— What is required —
Search the material for the word "magister" and report each line where it turns up.

— Excerpted data —
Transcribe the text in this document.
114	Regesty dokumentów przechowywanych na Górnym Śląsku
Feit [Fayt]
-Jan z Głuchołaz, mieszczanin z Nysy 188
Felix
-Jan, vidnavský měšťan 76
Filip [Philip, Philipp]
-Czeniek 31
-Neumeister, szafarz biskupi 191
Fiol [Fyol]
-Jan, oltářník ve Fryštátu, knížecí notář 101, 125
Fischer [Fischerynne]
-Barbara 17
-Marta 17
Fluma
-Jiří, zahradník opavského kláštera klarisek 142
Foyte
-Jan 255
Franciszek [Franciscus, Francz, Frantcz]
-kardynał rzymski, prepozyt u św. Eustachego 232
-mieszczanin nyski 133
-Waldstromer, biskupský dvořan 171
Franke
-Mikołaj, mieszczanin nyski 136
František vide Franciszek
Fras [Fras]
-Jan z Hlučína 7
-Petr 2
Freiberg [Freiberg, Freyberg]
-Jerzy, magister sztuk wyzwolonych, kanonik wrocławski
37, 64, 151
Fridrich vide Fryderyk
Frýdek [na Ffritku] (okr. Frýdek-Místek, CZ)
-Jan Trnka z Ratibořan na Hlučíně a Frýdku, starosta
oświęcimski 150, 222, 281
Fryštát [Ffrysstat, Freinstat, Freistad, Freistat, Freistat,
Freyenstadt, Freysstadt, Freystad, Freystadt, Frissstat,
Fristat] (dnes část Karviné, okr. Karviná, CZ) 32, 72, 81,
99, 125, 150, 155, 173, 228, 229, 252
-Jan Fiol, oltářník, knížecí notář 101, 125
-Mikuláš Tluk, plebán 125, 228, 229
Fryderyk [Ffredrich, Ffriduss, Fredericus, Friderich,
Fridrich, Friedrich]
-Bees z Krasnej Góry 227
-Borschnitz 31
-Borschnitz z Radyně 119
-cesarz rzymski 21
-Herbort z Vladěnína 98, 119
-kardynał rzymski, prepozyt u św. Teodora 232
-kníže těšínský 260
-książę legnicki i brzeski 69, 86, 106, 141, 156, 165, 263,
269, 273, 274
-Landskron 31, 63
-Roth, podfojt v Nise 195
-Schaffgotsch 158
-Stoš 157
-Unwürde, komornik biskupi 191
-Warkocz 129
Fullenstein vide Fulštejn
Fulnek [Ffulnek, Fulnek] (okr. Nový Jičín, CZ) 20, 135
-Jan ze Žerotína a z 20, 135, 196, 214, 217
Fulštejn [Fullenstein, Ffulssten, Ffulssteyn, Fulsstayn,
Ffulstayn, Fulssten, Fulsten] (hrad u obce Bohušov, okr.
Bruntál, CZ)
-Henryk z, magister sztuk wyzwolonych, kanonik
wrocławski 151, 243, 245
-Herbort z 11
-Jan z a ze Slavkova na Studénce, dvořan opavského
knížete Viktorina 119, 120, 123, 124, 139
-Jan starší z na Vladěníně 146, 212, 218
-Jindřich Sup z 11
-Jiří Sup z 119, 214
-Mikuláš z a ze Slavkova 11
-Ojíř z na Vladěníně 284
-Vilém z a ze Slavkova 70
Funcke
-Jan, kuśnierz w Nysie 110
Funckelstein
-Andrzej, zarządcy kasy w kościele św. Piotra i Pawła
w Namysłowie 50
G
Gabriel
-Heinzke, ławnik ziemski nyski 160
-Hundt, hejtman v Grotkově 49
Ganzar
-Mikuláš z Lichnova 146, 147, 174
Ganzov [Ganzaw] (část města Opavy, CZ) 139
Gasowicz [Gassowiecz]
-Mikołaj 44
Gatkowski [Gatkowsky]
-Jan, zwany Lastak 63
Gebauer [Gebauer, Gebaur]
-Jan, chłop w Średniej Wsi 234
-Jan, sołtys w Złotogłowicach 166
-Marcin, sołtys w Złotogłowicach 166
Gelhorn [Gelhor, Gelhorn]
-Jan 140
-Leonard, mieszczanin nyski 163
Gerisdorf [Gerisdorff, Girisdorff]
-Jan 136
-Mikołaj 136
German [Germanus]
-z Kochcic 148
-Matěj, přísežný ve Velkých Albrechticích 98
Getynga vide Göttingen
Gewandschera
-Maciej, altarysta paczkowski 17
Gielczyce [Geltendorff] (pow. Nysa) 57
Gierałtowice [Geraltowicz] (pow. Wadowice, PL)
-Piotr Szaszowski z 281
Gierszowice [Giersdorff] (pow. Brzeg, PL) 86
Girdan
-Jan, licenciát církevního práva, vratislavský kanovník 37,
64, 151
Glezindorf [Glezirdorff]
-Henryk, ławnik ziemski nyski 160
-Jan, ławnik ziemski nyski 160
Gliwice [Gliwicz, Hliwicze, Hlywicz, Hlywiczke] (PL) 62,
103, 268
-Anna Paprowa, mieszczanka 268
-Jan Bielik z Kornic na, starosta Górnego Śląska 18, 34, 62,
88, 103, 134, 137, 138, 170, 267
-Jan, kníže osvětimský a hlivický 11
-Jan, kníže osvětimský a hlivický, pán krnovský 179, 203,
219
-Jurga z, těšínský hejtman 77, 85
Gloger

— Answer to this task —
-Jerzy, magister sztuk wyzwolonych, kanonik wrocławski
-Henryk z, magister sztuk wyzwolonych, kanonik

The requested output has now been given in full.